§ Required task
Each record must be reproduced exactly as it is shown.

Extracted data entries:
— BEGIN —

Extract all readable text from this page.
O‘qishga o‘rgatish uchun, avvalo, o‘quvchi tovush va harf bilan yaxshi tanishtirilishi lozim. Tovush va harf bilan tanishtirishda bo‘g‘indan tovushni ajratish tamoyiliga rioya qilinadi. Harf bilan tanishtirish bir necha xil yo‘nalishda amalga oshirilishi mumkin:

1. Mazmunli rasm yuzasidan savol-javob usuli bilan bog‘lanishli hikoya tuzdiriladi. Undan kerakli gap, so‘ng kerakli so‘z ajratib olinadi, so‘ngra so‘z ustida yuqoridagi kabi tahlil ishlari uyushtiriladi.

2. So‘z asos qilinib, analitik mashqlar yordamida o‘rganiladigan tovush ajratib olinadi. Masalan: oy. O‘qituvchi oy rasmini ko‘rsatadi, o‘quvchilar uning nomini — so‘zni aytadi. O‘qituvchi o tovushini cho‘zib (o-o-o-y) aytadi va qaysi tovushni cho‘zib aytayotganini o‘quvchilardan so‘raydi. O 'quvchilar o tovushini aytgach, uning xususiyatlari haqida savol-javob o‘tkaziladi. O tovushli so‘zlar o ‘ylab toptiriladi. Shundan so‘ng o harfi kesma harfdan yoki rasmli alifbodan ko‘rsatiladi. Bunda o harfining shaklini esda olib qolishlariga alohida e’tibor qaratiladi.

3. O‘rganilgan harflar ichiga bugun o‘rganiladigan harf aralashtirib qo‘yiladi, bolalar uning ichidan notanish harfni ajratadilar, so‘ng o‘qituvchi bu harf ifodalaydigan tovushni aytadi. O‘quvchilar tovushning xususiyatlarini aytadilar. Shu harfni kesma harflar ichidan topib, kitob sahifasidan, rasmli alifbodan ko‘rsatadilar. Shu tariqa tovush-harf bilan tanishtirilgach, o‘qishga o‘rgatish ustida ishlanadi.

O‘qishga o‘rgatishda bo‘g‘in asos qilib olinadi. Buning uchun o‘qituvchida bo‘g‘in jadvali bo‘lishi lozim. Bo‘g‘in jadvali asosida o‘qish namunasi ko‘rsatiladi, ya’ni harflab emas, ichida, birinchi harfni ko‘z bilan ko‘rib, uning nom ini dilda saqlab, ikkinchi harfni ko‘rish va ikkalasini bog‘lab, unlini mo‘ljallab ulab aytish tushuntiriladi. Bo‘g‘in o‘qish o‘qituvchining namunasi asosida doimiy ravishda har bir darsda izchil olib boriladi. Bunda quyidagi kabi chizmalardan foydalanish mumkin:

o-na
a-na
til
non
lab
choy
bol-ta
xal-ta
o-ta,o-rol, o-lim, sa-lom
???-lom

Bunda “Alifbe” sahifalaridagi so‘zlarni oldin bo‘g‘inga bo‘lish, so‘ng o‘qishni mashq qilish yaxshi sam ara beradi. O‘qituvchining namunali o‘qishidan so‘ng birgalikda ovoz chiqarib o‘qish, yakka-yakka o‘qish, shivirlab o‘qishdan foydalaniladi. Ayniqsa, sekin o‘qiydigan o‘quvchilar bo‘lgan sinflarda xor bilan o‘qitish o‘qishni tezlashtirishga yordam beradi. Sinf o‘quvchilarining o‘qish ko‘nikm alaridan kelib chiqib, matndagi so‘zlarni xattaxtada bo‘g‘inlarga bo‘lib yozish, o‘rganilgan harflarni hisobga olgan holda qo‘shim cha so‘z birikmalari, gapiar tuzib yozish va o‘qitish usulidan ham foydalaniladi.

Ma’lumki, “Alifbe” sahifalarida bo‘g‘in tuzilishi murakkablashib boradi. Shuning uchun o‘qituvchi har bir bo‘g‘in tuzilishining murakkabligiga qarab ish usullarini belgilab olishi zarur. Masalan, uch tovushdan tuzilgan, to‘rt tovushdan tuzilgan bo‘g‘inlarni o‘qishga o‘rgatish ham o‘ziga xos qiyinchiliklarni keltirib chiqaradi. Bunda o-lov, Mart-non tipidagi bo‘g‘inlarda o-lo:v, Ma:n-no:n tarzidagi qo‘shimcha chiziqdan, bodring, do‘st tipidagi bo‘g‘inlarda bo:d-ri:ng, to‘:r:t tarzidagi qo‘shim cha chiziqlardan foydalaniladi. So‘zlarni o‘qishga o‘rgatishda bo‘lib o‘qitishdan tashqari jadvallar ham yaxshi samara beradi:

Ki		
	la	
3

— END —

§ Output for this task
Extract all readable text from this page.
O‘qishga o‘rgatish uchun, avvalo, o‘quvchi tovush va harf bilan yaxshi tanishtirilishi lozim. Tovush va harf bilan tanishtirishda bo‘g‘indan tovushni ajratish tamoyiliga rioya qilinadi. Harf bilan tanishtirish bir necha xil yo‘nalishda amalga oshirilishi mumkin:

1. Mazmunli rasm yuzasidan savol-javob usuli bilan bog‘lanishli hikoya tuzdiriladi. Undan kerakli gap, so‘ng kerakli so‘z ajratib olinadi, so‘ngra so‘z ustida yuqoridagi kabi tahlil ishlari uyushtiriladi.

2. So‘z asos qilinib, analitik mashqlar yordamida o‘rganiladigan tovush ajratib olinadi. Masalan: oy. O‘qituvchi oy rasmini ko‘rsatadi, o‘quvchilar uning nomini — so‘zni aytadi. O‘qituvchi o tovushini cho‘zib (o-o-o-y) aytadi va qaysi tovushni cho‘zib aytayotganini o‘quvchilardan so‘raydi. O 'quvchilar o tovushini aytgach, uning xususiyatlari haqida savol-javob o‘tkaziladi. O tovushli so‘zlar o ‘ylab toptiriladi. Shundan so‘ng o harfi kesma harfdan yoki rasmli alifbodan ko‘rsatiladi. Bunda o harfining shaklini esda olib qolishlariga alohida e’tibor qaratiladi.

3. O‘rganilgan harflar ichiga bugun o‘rganiladigan harf aralashtirib qo‘yiladi, bolalar uning ichidan notanish harfni ajratadilar, so‘ng o‘qituvchi bu harf ifodalaydigan tovushni aytadi. O‘quvchilar tovushning xususiyatlarini aytadilar. Shu harfni kesma harflar ichidan topib, kitob sahifasidan, rasmli alifbodan ko‘rsatadilar. Shu tariqa tovush-harf bilan tanishtirilgach, o‘qishga o‘rgatish ustida ishlanadi.

O‘qishga o‘rgatishda bo‘g‘in asos qilib olinadi. Buning uchun o‘qituvchida bo‘g‘in jadvali bo‘lishi lozim. Bo‘g‘in jadvali asosida o‘qish namunasi ko‘rsatiladi, ya’ni harflab emas, ichida, birinchi harfni ko‘z bilan ko‘rib, uning nom ini dilda saqlab, ikkinchi harfni ko‘rish va ikkalasini bog‘lab, unlini mo‘ljallab ulab aytish tushuntiriladi. Bo‘g‘in o‘qish o‘qituvchining namunasi asosida doimiy ravishda har bir darsda izchil olib boriladi. Bunda quyidagi kabi chizmalardan foydalanish mumkin:

o-na
a-na
til
non
lab
choy
bol-ta
xal-ta
o-ta,o-rol, o-lim, sa-lom
???-lom

Bunda “Alifbe” sahifalaridagi so‘zlarni oldin bo‘g‘inga bo‘lish, so‘ng o‘qishni mashq qilish yaxshi sam ara beradi. O‘qituvchining namunali o‘qishidan so‘ng birgalikda ovoz chiqarib o‘qish, yakka-yakka o‘qish, shivirlab o‘qishdan foydalaniladi. Ayniqsa, sekin o‘qiydigan o‘quvchilar bo‘lgan sinflarda xor bilan o‘qitish o‘qishni tezlashtirishga yordam beradi. Sinf o‘quvchilarining o‘qish ko‘nikm alaridan kelib chiqib, matndagi so‘zlarni xattaxtada bo‘g‘inlarga bo‘lib yozish, o‘rganilgan harflarni hisobga olgan holda qo‘shim cha so‘z birikmalari, gapiar tuzib yozish va o‘qitish usulidan ham foydalaniladi.

Ma’lumki, “Alifbe” sahifalarida bo‘g‘in tuzilishi murakkablashib boradi. Shuning uchun o‘qituvchi har bir bo‘g‘in tuzilishining murakkabligiga qarab ish usullarini belgilab olishi zarur. Masalan, uch tovushdan tuzilgan, to‘rt tovushdan tuzilgan bo‘g‘inlarni o‘qishga o‘rgatish ham o‘ziga xos qiyinchiliklarni keltirib chiqaradi. Bunda o-lov, Mart-non tipidagi bo‘g‘inlarda o-lo:v, Ma:n-no:n tarzidagi qo‘shimcha chiziqdan, bodring, do‘st tipidagi bo‘g‘inlarda bo:d-ri:ng, to‘:r:t tarzidagi qo‘shim cha chiziqlardan foydalaniladi. So‘zlarni o‘qishga o‘rgatishda bo‘lib o‘qitishdan tashqari jadvallar ham yaxshi samara beradi:

Ki		
	la	
3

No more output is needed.